Short task: Collect every line in the records below that contains the word "ownership".

[Dataset entries]
#####

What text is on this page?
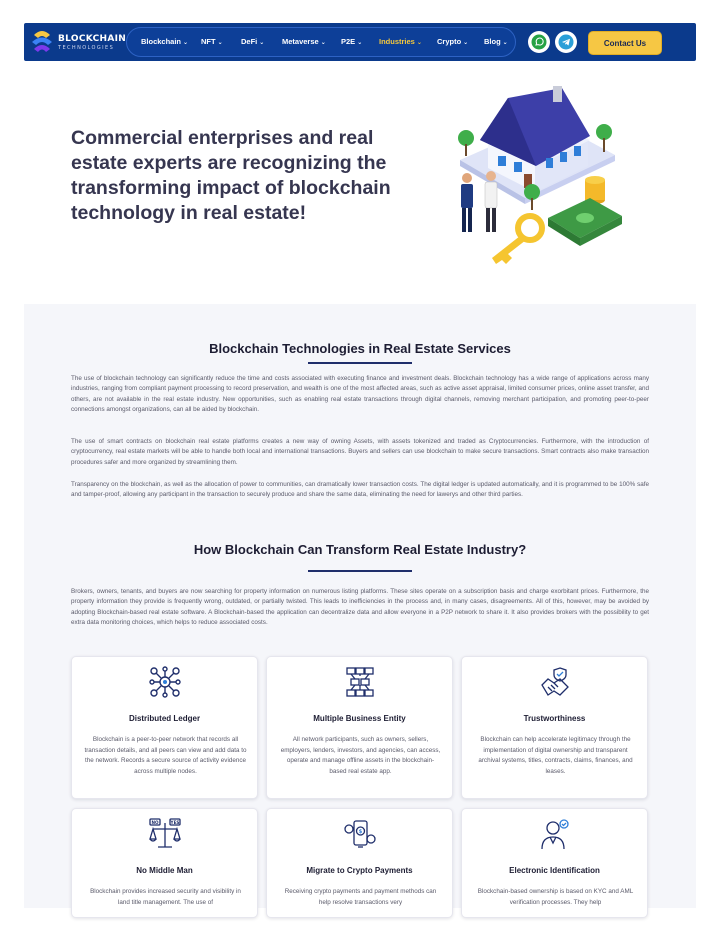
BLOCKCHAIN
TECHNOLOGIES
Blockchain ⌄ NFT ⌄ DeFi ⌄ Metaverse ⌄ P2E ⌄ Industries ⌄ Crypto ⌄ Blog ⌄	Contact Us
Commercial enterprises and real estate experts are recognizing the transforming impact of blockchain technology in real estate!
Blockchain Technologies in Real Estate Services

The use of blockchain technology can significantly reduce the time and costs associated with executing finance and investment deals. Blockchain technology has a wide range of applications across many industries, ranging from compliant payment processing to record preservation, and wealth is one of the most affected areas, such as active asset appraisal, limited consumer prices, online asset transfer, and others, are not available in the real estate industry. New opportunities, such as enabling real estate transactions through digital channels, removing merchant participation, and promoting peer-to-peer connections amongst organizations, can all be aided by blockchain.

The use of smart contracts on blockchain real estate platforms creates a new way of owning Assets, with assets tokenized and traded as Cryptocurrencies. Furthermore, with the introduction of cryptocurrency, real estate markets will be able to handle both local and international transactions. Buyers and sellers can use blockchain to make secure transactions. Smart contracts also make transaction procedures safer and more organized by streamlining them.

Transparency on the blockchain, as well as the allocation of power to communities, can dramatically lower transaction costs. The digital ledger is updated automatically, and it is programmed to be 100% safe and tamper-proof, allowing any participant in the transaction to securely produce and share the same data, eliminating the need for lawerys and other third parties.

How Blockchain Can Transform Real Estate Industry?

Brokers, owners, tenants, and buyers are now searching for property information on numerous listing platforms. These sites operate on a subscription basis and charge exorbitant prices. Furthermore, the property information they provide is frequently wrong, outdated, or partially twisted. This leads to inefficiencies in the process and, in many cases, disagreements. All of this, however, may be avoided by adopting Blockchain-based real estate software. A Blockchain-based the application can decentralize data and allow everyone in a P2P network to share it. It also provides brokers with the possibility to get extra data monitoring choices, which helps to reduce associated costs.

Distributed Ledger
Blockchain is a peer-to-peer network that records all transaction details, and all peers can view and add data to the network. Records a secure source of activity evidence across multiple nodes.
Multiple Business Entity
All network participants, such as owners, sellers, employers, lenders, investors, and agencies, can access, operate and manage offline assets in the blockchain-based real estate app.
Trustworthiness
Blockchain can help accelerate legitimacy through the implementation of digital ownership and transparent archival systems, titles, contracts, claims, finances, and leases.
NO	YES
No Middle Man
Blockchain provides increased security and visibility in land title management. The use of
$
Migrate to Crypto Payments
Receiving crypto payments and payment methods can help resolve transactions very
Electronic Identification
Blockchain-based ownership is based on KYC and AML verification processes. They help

#####

Written solution:
Blockchain can help accelerate legitimacy through the implementation of digital ownership and transparent archival systems, titles, contracts, claims, finances, and leases.
Blockchain-based ownership is based on KYC and AML verification processes. They help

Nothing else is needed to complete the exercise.